Your objective>
Do not copy the pictures; transcribe all other material exactly.

Structured figure records
════════════════
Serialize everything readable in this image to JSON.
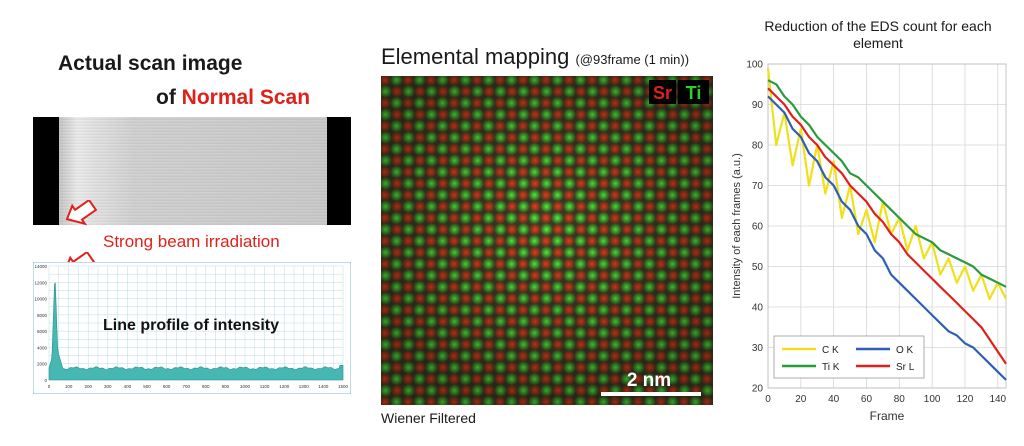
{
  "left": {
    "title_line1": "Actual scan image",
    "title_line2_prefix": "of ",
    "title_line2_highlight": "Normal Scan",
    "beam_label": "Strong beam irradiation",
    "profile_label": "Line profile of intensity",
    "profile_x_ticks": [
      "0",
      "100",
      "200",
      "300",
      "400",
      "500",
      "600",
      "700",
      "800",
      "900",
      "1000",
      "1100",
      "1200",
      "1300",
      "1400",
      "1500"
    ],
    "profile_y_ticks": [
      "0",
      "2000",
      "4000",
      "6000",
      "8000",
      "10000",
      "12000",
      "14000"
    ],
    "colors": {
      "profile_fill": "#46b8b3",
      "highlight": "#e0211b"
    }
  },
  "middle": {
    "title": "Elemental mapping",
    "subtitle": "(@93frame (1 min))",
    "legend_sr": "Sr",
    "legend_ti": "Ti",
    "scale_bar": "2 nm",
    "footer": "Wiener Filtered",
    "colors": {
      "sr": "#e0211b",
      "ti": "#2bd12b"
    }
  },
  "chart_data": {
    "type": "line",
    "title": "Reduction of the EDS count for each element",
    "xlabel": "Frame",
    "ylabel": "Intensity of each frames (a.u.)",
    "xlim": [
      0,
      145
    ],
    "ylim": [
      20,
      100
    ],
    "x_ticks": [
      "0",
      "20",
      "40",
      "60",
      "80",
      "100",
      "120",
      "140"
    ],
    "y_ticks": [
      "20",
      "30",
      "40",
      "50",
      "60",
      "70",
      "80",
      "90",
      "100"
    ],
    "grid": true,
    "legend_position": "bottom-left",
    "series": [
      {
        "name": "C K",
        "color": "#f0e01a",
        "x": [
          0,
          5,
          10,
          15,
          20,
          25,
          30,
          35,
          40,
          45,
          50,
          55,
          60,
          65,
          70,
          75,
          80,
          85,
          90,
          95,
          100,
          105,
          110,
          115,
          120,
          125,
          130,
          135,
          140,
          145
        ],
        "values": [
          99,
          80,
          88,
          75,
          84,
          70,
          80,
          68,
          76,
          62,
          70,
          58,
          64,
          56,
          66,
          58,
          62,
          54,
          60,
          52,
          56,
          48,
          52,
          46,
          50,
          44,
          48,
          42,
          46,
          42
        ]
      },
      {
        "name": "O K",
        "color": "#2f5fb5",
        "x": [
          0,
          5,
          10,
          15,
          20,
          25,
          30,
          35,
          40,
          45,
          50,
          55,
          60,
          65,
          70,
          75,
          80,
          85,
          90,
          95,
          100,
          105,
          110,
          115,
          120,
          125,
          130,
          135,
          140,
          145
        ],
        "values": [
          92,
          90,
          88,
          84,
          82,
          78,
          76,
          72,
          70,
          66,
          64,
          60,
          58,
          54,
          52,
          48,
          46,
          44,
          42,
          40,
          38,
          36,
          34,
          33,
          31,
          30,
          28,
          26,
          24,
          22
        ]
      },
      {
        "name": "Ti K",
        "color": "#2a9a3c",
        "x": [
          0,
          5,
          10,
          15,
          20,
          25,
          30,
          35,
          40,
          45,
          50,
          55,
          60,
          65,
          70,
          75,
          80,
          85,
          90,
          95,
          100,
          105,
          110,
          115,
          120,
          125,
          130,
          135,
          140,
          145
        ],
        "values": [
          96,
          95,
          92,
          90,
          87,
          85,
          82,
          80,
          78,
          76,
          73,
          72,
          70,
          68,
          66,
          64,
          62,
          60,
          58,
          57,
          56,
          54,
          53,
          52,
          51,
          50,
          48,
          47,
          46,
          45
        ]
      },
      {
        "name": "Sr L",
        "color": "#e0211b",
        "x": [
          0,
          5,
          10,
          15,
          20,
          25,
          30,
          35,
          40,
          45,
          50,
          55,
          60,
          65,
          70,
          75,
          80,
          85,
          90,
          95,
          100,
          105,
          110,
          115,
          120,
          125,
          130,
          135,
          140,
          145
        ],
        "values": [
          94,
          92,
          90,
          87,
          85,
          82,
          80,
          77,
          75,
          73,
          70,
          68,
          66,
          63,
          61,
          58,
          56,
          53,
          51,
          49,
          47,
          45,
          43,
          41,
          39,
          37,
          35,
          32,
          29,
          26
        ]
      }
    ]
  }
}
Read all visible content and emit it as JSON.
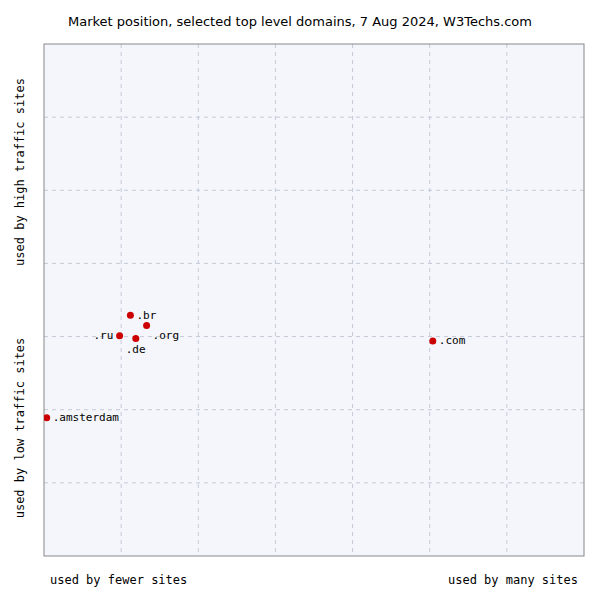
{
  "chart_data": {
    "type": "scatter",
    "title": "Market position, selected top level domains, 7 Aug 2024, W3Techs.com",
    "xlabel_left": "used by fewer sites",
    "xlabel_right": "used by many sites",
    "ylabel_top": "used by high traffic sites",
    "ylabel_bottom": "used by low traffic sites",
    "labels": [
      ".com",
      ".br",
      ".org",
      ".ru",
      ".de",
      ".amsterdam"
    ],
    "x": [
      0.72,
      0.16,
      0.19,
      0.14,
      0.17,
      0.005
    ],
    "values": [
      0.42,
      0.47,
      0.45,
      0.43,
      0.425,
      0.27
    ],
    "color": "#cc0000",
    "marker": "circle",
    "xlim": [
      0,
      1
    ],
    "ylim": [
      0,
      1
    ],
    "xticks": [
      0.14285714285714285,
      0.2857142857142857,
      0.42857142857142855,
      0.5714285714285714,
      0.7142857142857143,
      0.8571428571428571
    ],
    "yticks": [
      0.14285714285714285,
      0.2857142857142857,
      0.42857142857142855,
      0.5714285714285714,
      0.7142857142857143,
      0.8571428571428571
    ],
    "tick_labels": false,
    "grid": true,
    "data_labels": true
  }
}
════════════════
Reply to the exercise>
Serialize everything readable in this image to JSON.
{
  "left": {
    "title_line1": "Actual scan image",
    "title_line2_prefix": "of ",
    "title_line2_highlight": "Normal Scan",
    "beam_label": "Strong beam irradiation",
    "profile_label": "Line profile of intensity",
    "profile_x_ticks": [
      "0",
      "100",
      "200",
      "300",
      "400",
      "500",
      "600",
      "700",
      "800",
      "900",
      "1000",
      "1100",
      "1200",
      "1300",
      "1400",
      "1500"
    ],
    "profile_y_ticks": [
      "0",
      "2000",
      "4000",
      "6000",
      "8000",
      "10000",
      "12000",
      "14000"
    ],
    "colors": {
      "profile_fill": "#46b8b3",
      "highlight": "#e0211b"
    }
  },
  "middle": {
    "title": "Elemental mapping",
    "subtitle": "(@93frame (1 min))",
    "legend_sr": "Sr",
    "legend_ti": "Ti",
    "scale_bar": "2 nm",
    "footer": "Wiener Filtered",
    "colors": {
      "sr": "#e0211b",
      "ti": "#2bd12b"
    }
  },
  "chart_data": {
    "type": "line",
    "title": "Reduction of the EDS count for each element",
    "xlabel": "Frame",
    "ylabel": "Intensity of each frames (a.u.)",
    "xlim": [
      0,
      145
    ],
    "ylim": [
      20,
      100
    ],
    "x_ticks": [
      "0",
      "20",
      "40",
      "60",
      "80",
      "100",
      "120",
      "140"
    ],
    "y_ticks": [
      "20",
      "30",
      "40",
      "50",
      "60",
      "70",
      "80",
      "90",
      "100"
    ],
    "grid": true,
    "legend_position": "bottom-left",
    "series": [
      {
        "name": "C K",
        "color": "#f0e01a",
        "x": [
          0,
          5,
          10,
          15,
          20,
          25,
          30,
          35,
          40,
          45,
          50,
          55,
          60,
          65,
          70,
          75,
          80,
          85,
          90,
          95,
          100,
          105,
          110,
          115,
          120,
          125,
          130,
          135,
          140,
          145
        ],
        "values": [
          99,
          80,
          88,
          75,
          84,
          70,
          80,
          68,
          76,
          62,
          70,
          58,
          64,
          56,
          66,
          58,
          62,
          54,
          60,
          52,
          56,
          48,
          52,
          46,
          50,
          44,
          48,
          42,
          46,
          42
        ]
      },
      {
        "name": "O K",
        "color": "#2f5fb5",
        "x": [
          0,
          5,
          10,
          15,
          20,
          25,
          30,
          35,
          40,
          45,
          50,
          55,
          60,
          65,
          70,
          75,
          80,
          85,
          90,
          95,
          100,
          105,
          110,
          115,
          120,
          125,
          130,
          135,
          140,
          145
        ],
        "values": [
          92,
          90,
          88,
          84,
          82,
          78,
          76,
          72,
          70,
          66,
          64,
          60,
          58,
          54,
          52,
          48,
          46,
          44,
          42,
          40,
          38,
          36,
          34,
          33,
          31,
          30,
          28,
          26,
          24,
          22
        ]
      },
      {
        "name": "Ti K",
        "color": "#2a9a3c",
        "x": [
          0,
          5,
          10,
          15,
          20,
          25,
          30,
          35,
          40,
          45,
          50,
          55,
          60,
          65,
          70,
          75,
          80,
          85,
          90,
          95,
          100,
          105,
          110,
          115,
          120,
          125,
          130,
          135,
          140,
          145
        ],
        "values": [
          96,
          95,
          92,
          90,
          87,
          85,
          82,
          80,
          78,
          76,
          73,
          72,
          70,
          68,
          66,
          64,
          62,
          60,
          58,
          57,
          56,
          54,
          53,
          52,
          51,
          50,
          48,
          47,
          46,
          45
        ]
      },
      {
        "name": "Sr L",
        "color": "#e0211b",
        "x": [
          0,
          5,
          10,
          15,
          20,
          25,
          30,
          35,
          40,
          45,
          50,
          55,
          60,
          65,
          70,
          75,
          80,
          85,
          90,
          95,
          100,
          105,
          110,
          115,
          120,
          125,
          130,
          135,
          140,
          145
        ],
        "values": [
          94,
          92,
          90,
          87,
          85,
          82,
          80,
          77,
          75,
          73,
          70,
          68,
          66,
          63,
          61,
          58,
          56,
          53,
          51,
          49,
          47,
          45,
          43,
          41,
          39,
          37,
          35,
          32,
          29,
          26
        ]
      }
    ]
  }
}
Read all visible content and emit it as JSON.
{
  "chart_data": {
    "type": "scatter",
    "title": "Market position, selected top level domains, 7 Aug 2024, W3Techs.com",
    "xlabel_left": "used by fewer sites",
    "xlabel_right": "used by many sites",
    "ylabel_top": "used by high traffic sites",
    "ylabel_bottom": "used by low traffic sites",
    "labels": [
      ".com",
      ".br",
      ".org",
      ".ru",
      ".de",
      ".amsterdam"
    ],
    "x": [
      0.72,
      0.16,
      0.19,
      0.14,
      0.17,
      0.005
    ],
    "values": [
      0.42,
      0.47,
      0.45,
      0.43,
      0.425,
      0.27
    ],
    "color": "#cc0000",
    "marker": "circle",
    "xlim": [
      0,
      1
    ],
    "ylim": [
      0,
      1
    ],
    "xticks": [
      0.14285714285714285,
      0.2857142857142857,
      0.42857142857142855,
      0.5714285714285714,
      0.7142857142857143,
      0.8571428571428571
    ],
    "yticks": [
      0.14285714285714285,
      0.2857142857142857,
      0.42857142857142855,
      0.5714285714285714,
      0.7142857142857143,
      0.8571428571428571
    ],
    "tick_labels": false,
    "grid": true,
    "data_labels": true
  }
}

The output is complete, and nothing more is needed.